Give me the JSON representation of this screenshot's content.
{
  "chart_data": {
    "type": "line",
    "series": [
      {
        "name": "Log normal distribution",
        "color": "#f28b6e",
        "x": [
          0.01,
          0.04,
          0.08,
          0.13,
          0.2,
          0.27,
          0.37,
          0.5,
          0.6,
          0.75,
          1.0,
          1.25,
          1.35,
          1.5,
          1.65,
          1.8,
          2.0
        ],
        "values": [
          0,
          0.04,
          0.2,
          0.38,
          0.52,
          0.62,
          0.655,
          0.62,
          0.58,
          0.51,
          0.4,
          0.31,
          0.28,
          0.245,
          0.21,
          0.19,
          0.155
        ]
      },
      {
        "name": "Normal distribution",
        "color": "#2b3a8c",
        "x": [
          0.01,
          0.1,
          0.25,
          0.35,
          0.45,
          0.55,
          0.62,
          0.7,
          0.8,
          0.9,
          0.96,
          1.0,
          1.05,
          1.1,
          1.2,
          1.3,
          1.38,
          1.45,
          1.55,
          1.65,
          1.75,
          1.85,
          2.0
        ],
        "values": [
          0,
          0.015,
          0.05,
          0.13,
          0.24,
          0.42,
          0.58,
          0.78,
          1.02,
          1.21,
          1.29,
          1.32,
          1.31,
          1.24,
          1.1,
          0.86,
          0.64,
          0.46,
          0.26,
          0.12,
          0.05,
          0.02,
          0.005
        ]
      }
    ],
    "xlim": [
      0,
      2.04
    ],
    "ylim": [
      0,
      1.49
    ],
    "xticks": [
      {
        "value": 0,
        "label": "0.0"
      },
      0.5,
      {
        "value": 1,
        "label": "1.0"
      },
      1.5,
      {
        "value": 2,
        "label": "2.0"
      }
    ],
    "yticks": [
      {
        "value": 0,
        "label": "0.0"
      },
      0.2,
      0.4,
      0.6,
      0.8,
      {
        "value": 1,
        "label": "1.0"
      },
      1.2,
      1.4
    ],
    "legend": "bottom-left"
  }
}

##########

## Written instruction
Scan the entries above. Copy each line that has the string "distribution".

## Final result
        "name": "Log normal distribution",
        "name": "Normal distribution",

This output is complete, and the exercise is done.